• **Supplied data**
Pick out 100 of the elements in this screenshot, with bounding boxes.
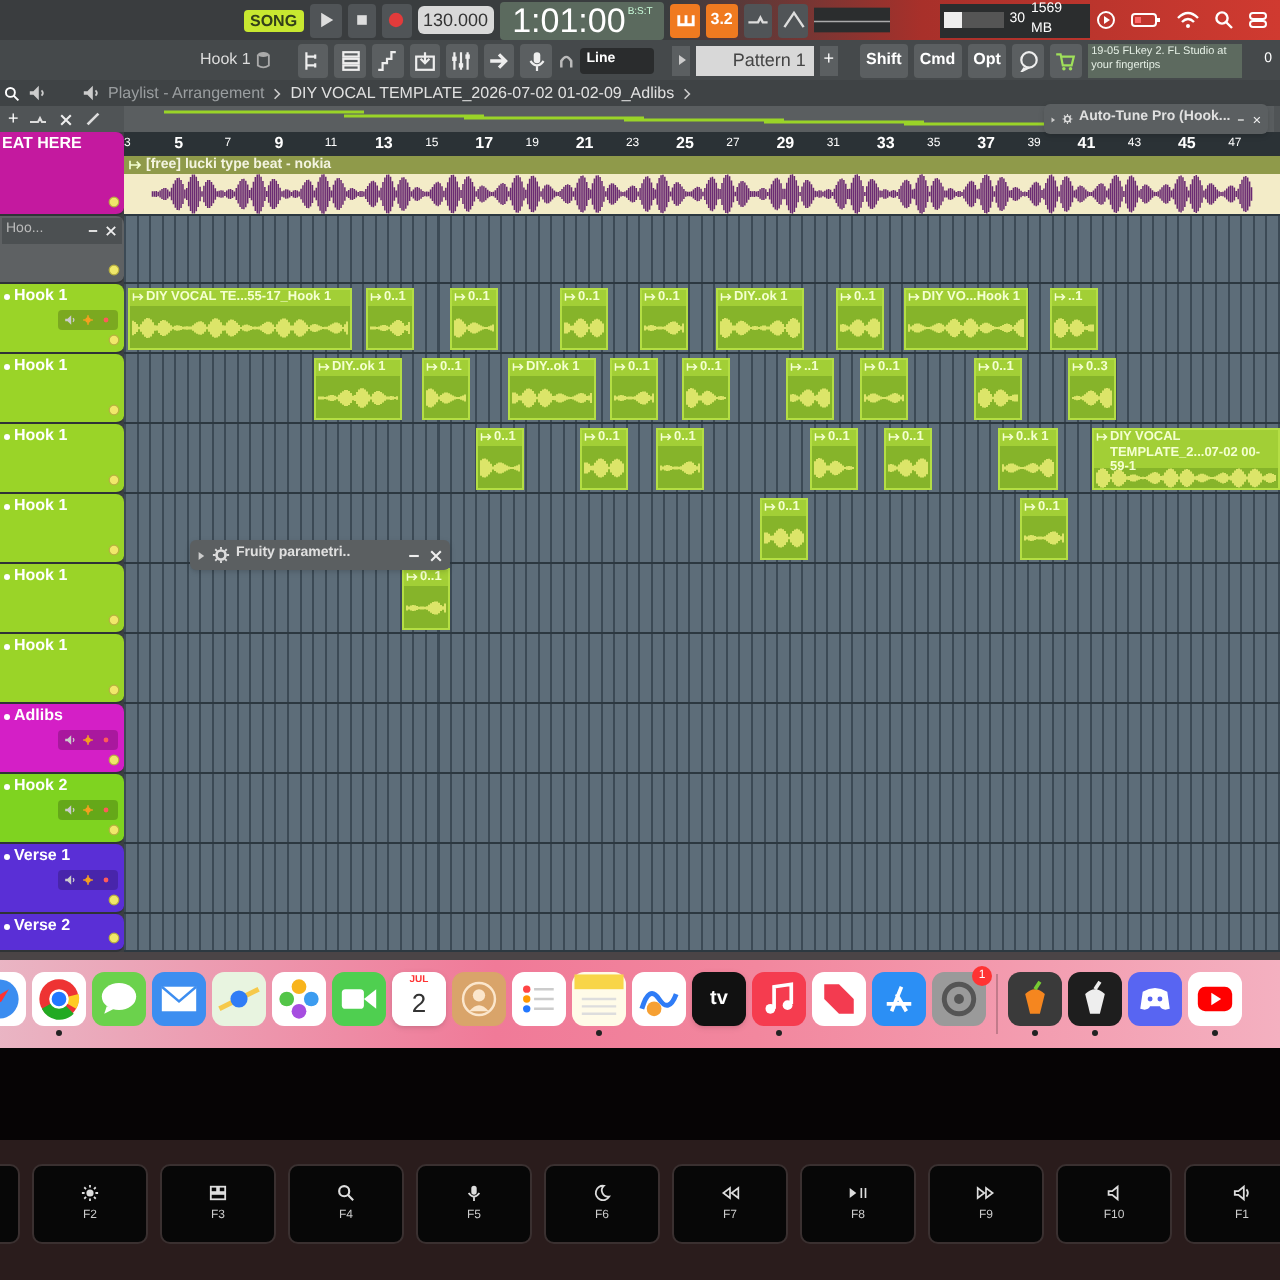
wait-button[interactable]	[743, 3, 773, 37]
gear-app-icon[interactable]	[932, 972, 986, 1026]
toolbar-button[interactable]	[334, 43, 366, 77]
track-header[interactable]: Adlibs	[0, 704, 124, 774]
list-app-icon[interactable]	[512, 972, 566, 1026]
track-header[interactable]: Hook 1	[0, 354, 124, 424]
speaker-icon[interactable]	[64, 874, 76, 886]
pencil-icon[interactable]	[84, 110, 103, 128]
tempo-display[interactable]: 130.000	[417, 6, 495, 34]
fast-forward-icon	[976, 1183, 996, 1201]
toolbar-button[interactable]	[446, 43, 478, 77]
close-icon[interactable]	[104, 224, 118, 238]
speaker-icon[interactable]	[82, 84, 100, 102]
modifier-button[interactable]: Opt	[967, 43, 1007, 77]
indicator-light-icon[interactable]	[108, 196, 120, 208]
bar-number: 5	[174, 132, 186, 156]
chevron-icon	[272, 85, 283, 101]
arrangement-path[interactable]: DIY VOCAL TEMPLATE_2026-07-02 01-02-09_Adlibs	[290, 81, 675, 105]
arrow-icon	[454, 292, 466, 302]
play-button-app-icon[interactable]	[1188, 972, 1242, 1026]
toolbar-button[interactable]	[520, 43, 552, 77]
pattern-selector[interactable]: Pattern 1	[695, 45, 814, 75]
loop-button[interactable]	[778, 3, 808, 37]
stop-button[interactable]	[347, 3, 377, 37]
track-header[interactable]: Verse 1	[0, 844, 124, 914]
pattern-prev-button[interactable]	[672, 45, 690, 75]
control-center-icon[interactable]	[1248, 10, 1268, 30]
precount-button[interactable]: 3.2	[705, 3, 738, 37]
video-camera-app-icon[interactable]	[332, 972, 386, 1026]
toolbar-button[interactable]	[297, 43, 329, 77]
arrow-icon	[426, 362, 438, 372]
minimize-icon[interactable]	[86, 224, 100, 238]
gear-icon[interactable]	[1062, 110, 1074, 128]
toolbar-button[interactable]	[483, 43, 515, 77]
add-pattern-button[interactable]: +	[819, 45, 839, 75]
arrow-icon	[1002, 432, 1014, 442]
map-app-icon[interactable]	[212, 972, 266, 1026]
triangle-icon[interactable]	[196, 547, 206, 563]
track-header[interactable]: Verse 2	[0, 914, 124, 952]
squiggle-app-icon[interactable]	[632, 972, 686, 1026]
tv-app-icon[interactable]: tv	[692, 972, 746, 1026]
bar-number: 17	[475, 132, 496, 156]
time-display: 1:01:00	[512, 1, 626, 39]
pan-icon[interactable]	[82, 734, 94, 746]
close-icon[interactable]	[58, 111, 75, 127]
waveform-drawing	[564, 317, 604, 337]
song-mode-button[interactable]: SONG	[244, 9, 304, 31]
record-icon	[384, 8, 409, 32]
play-circle-icon[interactable]	[1096, 10, 1116, 30]
toolbar-button[interactable]	[371, 43, 404, 77]
indicator-light-icon[interactable]	[108, 754, 120, 766]
search-icon[interactable]	[1214, 10, 1234, 30]
shop-button[interactable]	[1049, 43, 1082, 77]
bar-number: 45	[1177, 132, 1198, 156]
indicator-light-icon[interactable]	[108, 264, 120, 276]
notepad-app-icon[interactable]	[572, 972, 626, 1026]
play-button[interactable]	[309, 3, 342, 37]
battery-icon[interactable]	[1130, 10, 1162, 30]
modifier-button[interactable]: Cmd	[913, 43, 962, 77]
indicator-light-icon[interactable]	[108, 894, 120, 906]
metronome-button[interactable]	[670, 3, 700, 37]
waveform-drawing	[908, 317, 1024, 337]
waveform-drawing	[1072, 387, 1112, 407]
bullet-icon	[2, 851, 12, 861]
track-name: Adlibs	[14, 706, 63, 726]
news-app-icon[interactable]	[812, 972, 866, 1026]
zoom-icon[interactable]	[4, 85, 20, 101]
arrow-icon	[840, 292, 852, 302]
toolbar-button[interactable]	[409, 43, 441, 77]
track-header[interactable]: Hook 1	[0, 564, 124, 634]
track-header[interactable]: Hook 1	[0, 634, 124, 704]
envelope-app-icon[interactable]	[152, 972, 206, 1026]
channel-name: Hook 1	[200, 48, 251, 72]
wifi-icon[interactable]	[1176, 10, 1200, 30]
speaker-icon[interactable]	[64, 734, 76, 746]
track-header[interactable]: EAT HERE	[0, 132, 124, 216]
modifier-button[interactable]: Shift	[860, 43, 908, 77]
flower-app-icon[interactable]	[272, 972, 326, 1026]
add-track-button[interactable]: +	[8, 110, 19, 128]
close-icon[interactable]	[428, 547, 444, 563]
rows-icon	[339, 49, 362, 71]
pan-icon[interactable]	[82, 874, 94, 886]
music-note-app-icon[interactable]	[752, 972, 806, 1026]
level-graph-drawing	[813, 4, 891, 36]
game-controller-app-icon[interactable]	[1128, 972, 1182, 1026]
indicator-light-icon[interactable]	[108, 932, 120, 944]
waveform-drawing	[864, 387, 904, 407]
hint-button[interactable]	[1012, 43, 1044, 77]
bullet-icon	[2, 641, 12, 651]
close-icon[interactable]	[1252, 111, 1262, 127]
fruit-app-icon[interactable]	[1068, 972, 1122, 1026]
arrow-icon	[978, 362, 990, 372]
letter-a-app-icon[interactable]	[872, 972, 926, 1026]
record-arm-icon[interactable]	[100, 874, 112, 886]
track-header[interactable]: Hook 1	[0, 494, 124, 564]
speaker-icon[interactable]	[28, 84, 46, 102]
gear-icon[interactable]	[212, 546, 230, 564]
track-header[interactable]: Hook 1	[0, 424, 124, 494]
round-logo-app-icon[interactable]	[32, 972, 86, 1026]
waveform-drawing	[1002, 457, 1054, 477]
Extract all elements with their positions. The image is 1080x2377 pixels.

• **Direction**
Copy the lines of the records unchanged, starting with the line that contains "3, 773, 37]" and ending with the line that contains "6, 495, 34]", including both of those lines.

• **Full answer**
wait-button[interactable]	[743, 3, 773, 37]
gear-app-icon[interactable]	[932, 972, 986, 1026]
toolbar-button[interactable]	[334, 43, 366, 77]
track-header[interactable]: Adlibs	[0, 704, 124, 774]
list-app-icon[interactable]	[512, 972, 566, 1026]
track-header[interactable]: Hook 1	[0, 354, 124, 424]
speaker-icon[interactable]	[64, 874, 76, 886]
pencil-icon[interactable]	[84, 110, 103, 128]
tempo-display[interactable]: 130.000	[417, 6, 495, 34]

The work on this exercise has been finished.